Saved entries
>> BEGIN
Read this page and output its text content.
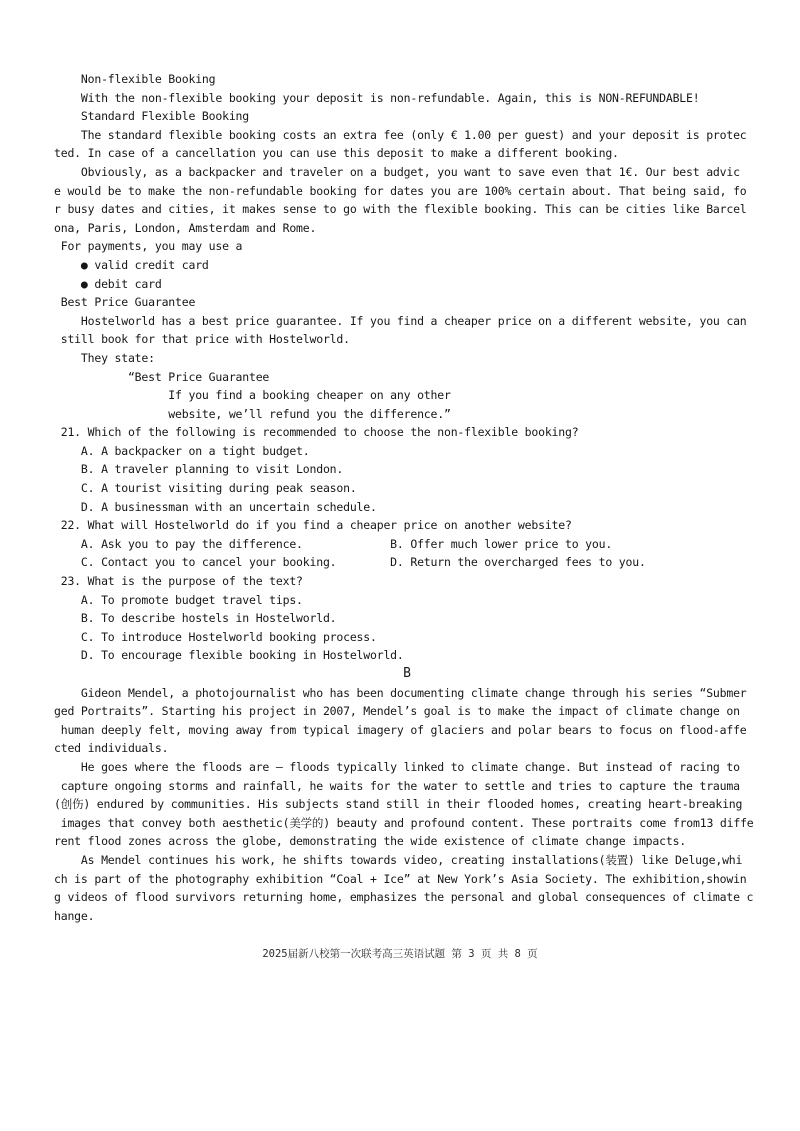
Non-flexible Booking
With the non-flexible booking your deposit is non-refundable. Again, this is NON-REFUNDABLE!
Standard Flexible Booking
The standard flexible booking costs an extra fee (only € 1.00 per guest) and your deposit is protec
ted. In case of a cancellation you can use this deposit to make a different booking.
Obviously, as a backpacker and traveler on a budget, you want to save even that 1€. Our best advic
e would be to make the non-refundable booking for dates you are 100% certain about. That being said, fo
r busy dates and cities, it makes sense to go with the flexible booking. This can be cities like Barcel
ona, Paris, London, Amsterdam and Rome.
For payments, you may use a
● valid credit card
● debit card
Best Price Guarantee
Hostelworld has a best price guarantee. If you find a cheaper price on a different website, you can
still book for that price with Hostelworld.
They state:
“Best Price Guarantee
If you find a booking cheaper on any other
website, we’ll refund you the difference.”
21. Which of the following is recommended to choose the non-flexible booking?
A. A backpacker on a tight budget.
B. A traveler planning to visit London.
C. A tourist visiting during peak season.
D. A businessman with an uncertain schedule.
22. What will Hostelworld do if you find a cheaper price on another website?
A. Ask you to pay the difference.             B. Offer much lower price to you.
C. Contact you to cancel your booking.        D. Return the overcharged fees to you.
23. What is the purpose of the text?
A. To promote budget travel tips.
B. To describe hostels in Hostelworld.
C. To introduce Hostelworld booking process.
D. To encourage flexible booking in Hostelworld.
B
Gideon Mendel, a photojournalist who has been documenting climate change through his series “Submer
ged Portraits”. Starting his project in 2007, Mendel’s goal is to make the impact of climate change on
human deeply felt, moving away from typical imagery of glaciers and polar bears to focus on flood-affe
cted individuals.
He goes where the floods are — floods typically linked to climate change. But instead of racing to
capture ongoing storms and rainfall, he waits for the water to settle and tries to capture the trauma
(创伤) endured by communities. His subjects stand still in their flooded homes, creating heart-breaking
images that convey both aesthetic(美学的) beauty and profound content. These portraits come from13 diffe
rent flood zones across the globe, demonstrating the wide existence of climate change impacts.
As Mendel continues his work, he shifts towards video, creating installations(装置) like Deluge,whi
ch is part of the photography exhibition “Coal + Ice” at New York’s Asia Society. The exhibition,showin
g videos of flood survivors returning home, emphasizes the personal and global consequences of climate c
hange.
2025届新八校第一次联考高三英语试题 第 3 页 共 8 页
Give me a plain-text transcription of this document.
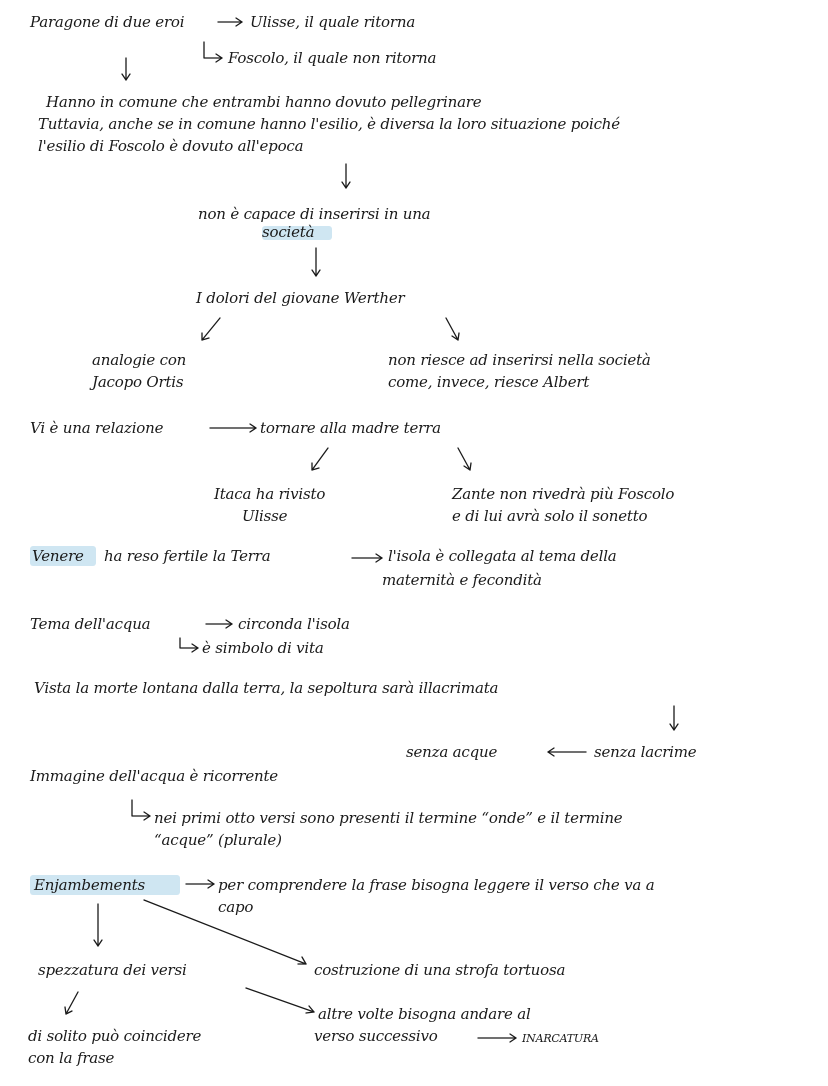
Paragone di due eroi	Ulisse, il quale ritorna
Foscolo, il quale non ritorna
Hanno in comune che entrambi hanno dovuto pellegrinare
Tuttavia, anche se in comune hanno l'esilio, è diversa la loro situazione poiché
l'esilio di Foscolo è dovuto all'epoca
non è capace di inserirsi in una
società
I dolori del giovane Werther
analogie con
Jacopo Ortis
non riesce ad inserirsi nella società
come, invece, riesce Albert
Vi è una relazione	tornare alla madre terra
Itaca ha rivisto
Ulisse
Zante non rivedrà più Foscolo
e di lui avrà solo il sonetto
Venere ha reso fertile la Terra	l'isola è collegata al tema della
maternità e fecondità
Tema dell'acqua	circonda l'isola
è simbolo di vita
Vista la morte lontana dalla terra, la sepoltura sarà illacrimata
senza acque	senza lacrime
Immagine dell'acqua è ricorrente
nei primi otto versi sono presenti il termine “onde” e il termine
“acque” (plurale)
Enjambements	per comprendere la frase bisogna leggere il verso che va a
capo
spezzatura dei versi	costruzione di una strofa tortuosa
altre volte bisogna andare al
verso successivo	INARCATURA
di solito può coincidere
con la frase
>> END
>> BEGIN
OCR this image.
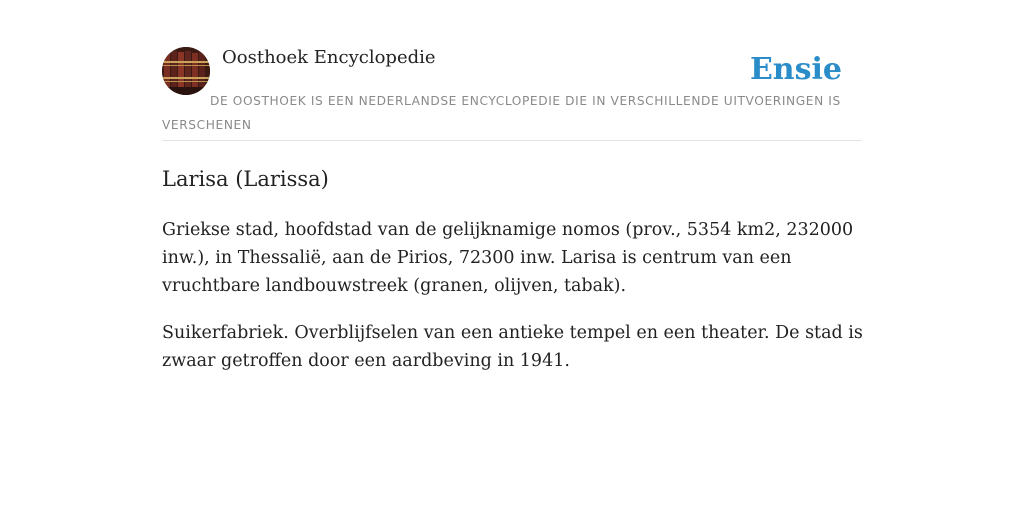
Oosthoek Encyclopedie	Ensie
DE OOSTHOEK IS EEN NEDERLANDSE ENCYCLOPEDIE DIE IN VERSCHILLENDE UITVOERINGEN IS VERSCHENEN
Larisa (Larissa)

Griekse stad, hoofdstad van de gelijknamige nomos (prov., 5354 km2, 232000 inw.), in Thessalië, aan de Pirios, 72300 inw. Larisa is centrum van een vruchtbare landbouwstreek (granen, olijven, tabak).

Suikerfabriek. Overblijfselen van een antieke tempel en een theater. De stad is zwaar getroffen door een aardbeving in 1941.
>> END
▶ EXERCISE DETAILS
Look through the entries above; copy every line holding the string "stad".

▶ PROBLEM SOLUTION
Griekse stad, hoofdstad van de gelijknamige nomos (prov., 5354 km2, 232000 inw.), in Thessalië, aan de Pirios, 72300 inw. Larisa is centrum van een vruchtbare landbouwstreek (granen, olijven, tabak).
Suikerfabriek. Overblijfselen van een antieke tempel en een theater. De stad is zwaar getroffen door een aardbeving in 1941.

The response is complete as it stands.